#### PROBLEM REQUIREMENTS
Transcribe every line exactly and omit anything that is a picture.

— start LISTING —

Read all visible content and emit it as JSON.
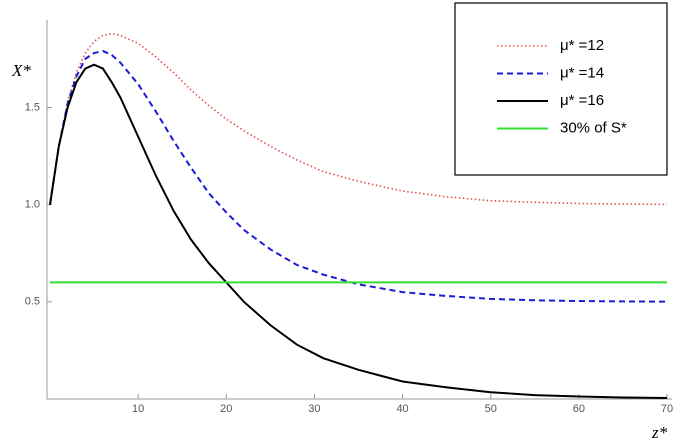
{
  "chart_data": {
    "type": "line",
    "xlabel": "z*",
    "ylabel": "X*",
    "x": [
      0,
      1,
      2,
      3,
      4,
      5,
      6,
      7,
      8,
      10,
      12,
      14,
      16,
      18,
      20,
      22,
      25,
      28,
      31,
      35,
      40,
      45,
      50,
      55,
      60,
      65,
      70
    ],
    "series": [
      {
        "name": "μ* =12",
        "color": "#e05050",
        "dash": "dotted",
        "values": [
          1.0,
          1.3,
          1.53,
          1.68,
          1.78,
          1.84,
          1.87,
          1.88,
          1.87,
          1.83,
          1.76,
          1.68,
          1.59,
          1.51,
          1.44,
          1.38,
          1.3,
          1.23,
          1.17,
          1.12,
          1.07,
          1.04,
          1.02,
          1.012,
          1.006,
          1.003,
          1.001
        ]
      },
      {
        "name": "μ* =14",
        "color": "#1a1adb",
        "dash": "dashed",
        "values": [
          1.0,
          1.3,
          1.52,
          1.66,
          1.75,
          1.78,
          1.79,
          1.77,
          1.73,
          1.62,
          1.48,
          1.33,
          1.19,
          1.06,
          0.96,
          0.87,
          0.77,
          0.69,
          0.64,
          0.59,
          0.55,
          0.53,
          0.515,
          0.508,
          0.504,
          0.502,
          0.501
        ]
      },
      {
        "name": "μ* =16",
        "color": "#000000",
        "dash": "solid",
        "values": [
          1.0,
          1.3,
          1.5,
          1.63,
          1.7,
          1.72,
          1.7,
          1.63,
          1.55,
          1.35,
          1.15,
          0.97,
          0.82,
          0.7,
          0.6,
          0.5,
          0.38,
          0.28,
          0.21,
          0.15,
          0.09,
          0.06,
          0.035,
          0.02,
          0.013,
          0.008,
          0.005
        ]
      },
      {
        "name": "30% of S*",
        "color": "#33dd33",
        "dash": "solid",
        "values": [
          0.6,
          0.6,
          0.6,
          0.6,
          0.6,
          0.6,
          0.6,
          0.6,
          0.6,
          0.6,
          0.6,
          0.6,
          0.6,
          0.6,
          0.6,
          0.6,
          0.6,
          0.6,
          0.6,
          0.6,
          0.6,
          0.6,
          0.6,
          0.6,
          0.6,
          0.6,
          0.6
        ]
      }
    ],
    "xlim": [
      0,
      70
    ],
    "xticks": [
      10,
      20,
      30,
      40,
      50,
      60,
      70
    ],
    "ylim": [
      0,
      1.95
    ],
    "yticks": [
      0.5,
      {
        "value": 1,
        "label": "1.0"
      },
      1.5
    ],
    "grid": false,
    "legend": "upper right"
  }
}
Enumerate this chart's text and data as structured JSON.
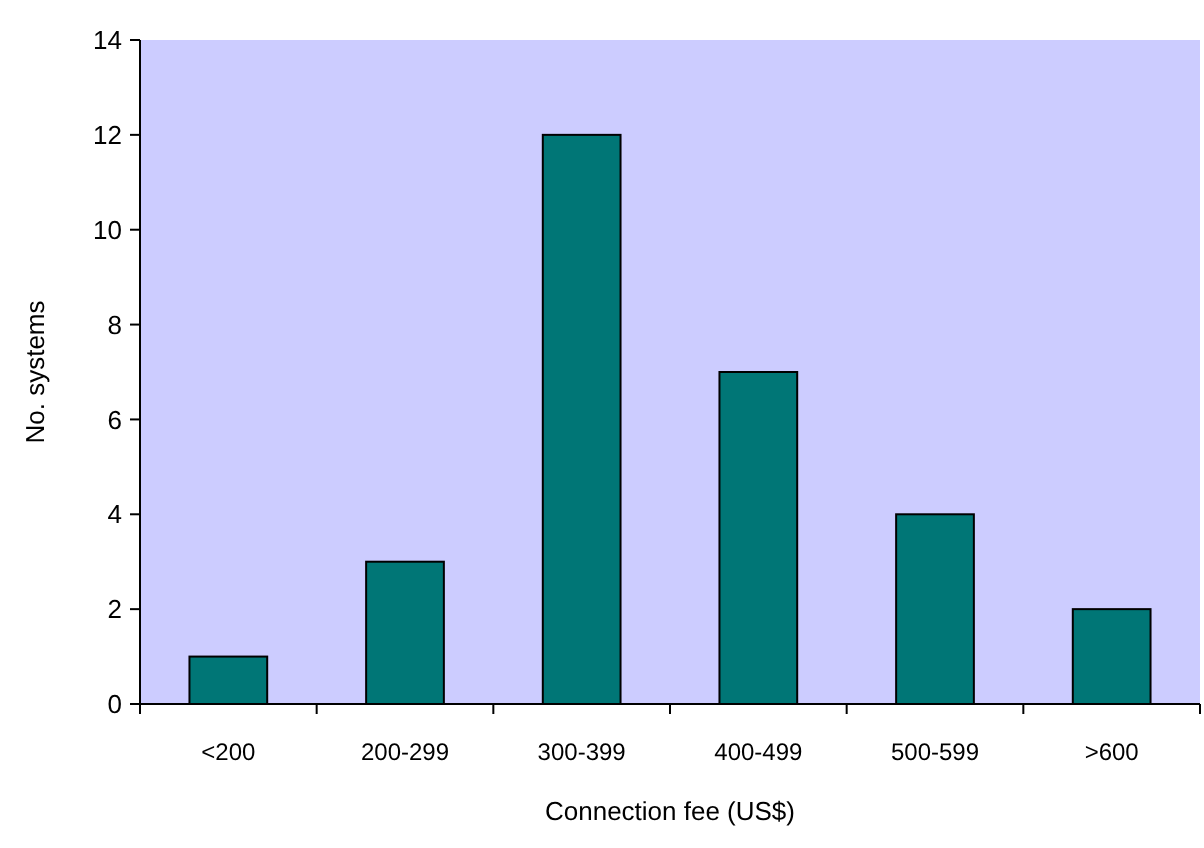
{
  "chart_data": {
    "type": "bar",
    "xlabel": "Connection fee (US$)",
    "ylabel": "No. systems",
    "categories": [
      "<200",
      "200-299",
      "300-399",
      "400-499",
      "500-599",
      ">600"
    ],
    "values": [
      1,
      3,
      12,
      7,
      4,
      2
    ],
    "color": "#007676",
    "ylim": [
      0,
      14
    ],
    "yticks": [
      0,
      2,
      4,
      6,
      8,
      10,
      12,
      14
    ],
    "grid": false
  }
}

— end LISTING —

#### ANSWER FOR THE TASK
Read all visible content and emit it as JSON.
{
  "chart_data": {
    "type": "line",
    "xlabel": "z*",
    "ylabel": "X*",
    "x": [
      0,
      1,
      2,
      3,
      4,
      5,
      6,
      7,
      8,
      10,
      12,
      14,
      16,
      18,
      20,
      22,
      25,
      28,
      31,
      35,
      40,
      45,
      50,
      55,
      60,
      65,
      70
    ],
    "series": [
      {
        "name": "μ* =12",
        "color": "#e05050",
        "dash": "dotted",
        "values": [
          1.0,
          1.3,
          1.53,
          1.68,
          1.78,
          1.84,
          1.87,
          1.88,
          1.87,
          1.83,
          1.76,
          1.68,
          1.59,
          1.51,
          1.44,
          1.38,
          1.3,
          1.23,
          1.17,
          1.12,
          1.07,
          1.04,
          1.02,
          1.012,
          1.006,
          1.003,
          1.001
        ]
      },
      {
        "name": "μ* =14",
        "color": "#1a1adb",
        "dash": "dashed",
        "values": [
          1.0,
          1.3,
          1.52,
          1.66,
          1.75,
          1.78,
          1.79,
          1.77,
          1.73,
          1.62,
          1.48,
          1.33,
          1.19,
          1.06,
          0.96,
          0.87,
          0.77,
          0.69,
          0.64,
          0.59,
          0.55,
          0.53,
          0.515,
          0.508,
          0.504,
          0.502,
          0.501
        ]
      },
      {
        "name": "μ* =16",
        "color": "#000000",
        "dash": "solid",
        "values": [
          1.0,
          1.3,
          1.5,
          1.63,
          1.7,
          1.72,
          1.7,
          1.63,
          1.55,
          1.35,
          1.15,
          0.97,
          0.82,
          0.7,
          0.6,
          0.5,
          0.38,
          0.28,
          0.21,
          0.15,
          0.09,
          0.06,
          0.035,
          0.02,
          0.013,
          0.008,
          0.005
        ]
      },
      {
        "name": "30% of S*",
        "color": "#33dd33",
        "dash": "solid",
        "values": [
          0.6,
          0.6,
          0.6,
          0.6,
          0.6,
          0.6,
          0.6,
          0.6,
          0.6,
          0.6,
          0.6,
          0.6,
          0.6,
          0.6,
          0.6,
          0.6,
          0.6,
          0.6,
          0.6,
          0.6,
          0.6,
          0.6,
          0.6,
          0.6,
          0.6,
          0.6,
          0.6
        ]
      }
    ],
    "xlim": [
      0,
      70
    ],
    "xticks": [
      10,
      20,
      30,
      40,
      50,
      60,
      70
    ],
    "ylim": [
      0,
      1.95
    ],
    "yticks": [
      0.5,
      {
        "value": 1,
        "label": "1.0"
      },
      1.5
    ],
    "grid": false,
    "legend": "upper right"
  }
}
Enumerate this chart's text and data as structured JSON.
{
  "chart_data": {
    "type": "bar",
    "xlabel": "Connection fee (US$)",
    "ylabel": "No. systems",
    "categories": [
      "<200",
      "200-299",
      "300-399",
      "400-499",
      "500-599",
      ">600"
    ],
    "values": [
      1,
      3,
      12,
      7,
      4,
      2
    ],
    "color": "#007676",
    "ylim": [
      0,
      14
    ],
    "yticks": [
      0,
      2,
      4,
      6,
      8,
      10,
      12,
      14
    ],
    "grid": false
  }
}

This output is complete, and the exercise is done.